Instruction: Of the lines listed below, how many contain the string "this"? Answer with the number alone.

[Start Given data]

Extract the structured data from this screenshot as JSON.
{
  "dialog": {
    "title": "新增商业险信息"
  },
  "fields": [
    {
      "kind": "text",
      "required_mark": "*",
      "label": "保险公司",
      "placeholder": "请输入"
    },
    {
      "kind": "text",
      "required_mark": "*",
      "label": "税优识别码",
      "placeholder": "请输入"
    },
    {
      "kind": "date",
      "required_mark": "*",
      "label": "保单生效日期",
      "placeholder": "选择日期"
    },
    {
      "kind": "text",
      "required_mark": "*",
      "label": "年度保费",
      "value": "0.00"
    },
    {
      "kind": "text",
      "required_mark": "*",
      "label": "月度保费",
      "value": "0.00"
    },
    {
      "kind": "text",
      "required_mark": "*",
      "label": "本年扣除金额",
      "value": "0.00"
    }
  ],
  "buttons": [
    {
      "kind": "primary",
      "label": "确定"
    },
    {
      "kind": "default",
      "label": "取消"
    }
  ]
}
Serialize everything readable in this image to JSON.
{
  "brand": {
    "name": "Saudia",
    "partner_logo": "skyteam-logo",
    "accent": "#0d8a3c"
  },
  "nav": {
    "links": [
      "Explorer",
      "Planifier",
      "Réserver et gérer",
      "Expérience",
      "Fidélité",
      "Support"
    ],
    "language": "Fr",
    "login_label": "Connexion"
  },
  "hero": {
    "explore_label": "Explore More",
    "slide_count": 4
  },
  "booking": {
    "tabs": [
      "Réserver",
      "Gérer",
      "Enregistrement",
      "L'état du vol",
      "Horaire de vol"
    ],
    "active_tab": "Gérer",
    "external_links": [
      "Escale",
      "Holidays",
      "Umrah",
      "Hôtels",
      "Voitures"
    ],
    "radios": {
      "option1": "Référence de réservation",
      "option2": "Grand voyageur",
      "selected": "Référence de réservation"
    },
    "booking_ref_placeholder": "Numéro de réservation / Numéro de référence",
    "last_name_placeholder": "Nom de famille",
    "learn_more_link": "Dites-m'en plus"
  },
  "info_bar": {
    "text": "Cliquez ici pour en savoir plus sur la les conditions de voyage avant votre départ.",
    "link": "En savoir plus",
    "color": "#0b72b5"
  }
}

[End Given data]

Output of the task: 2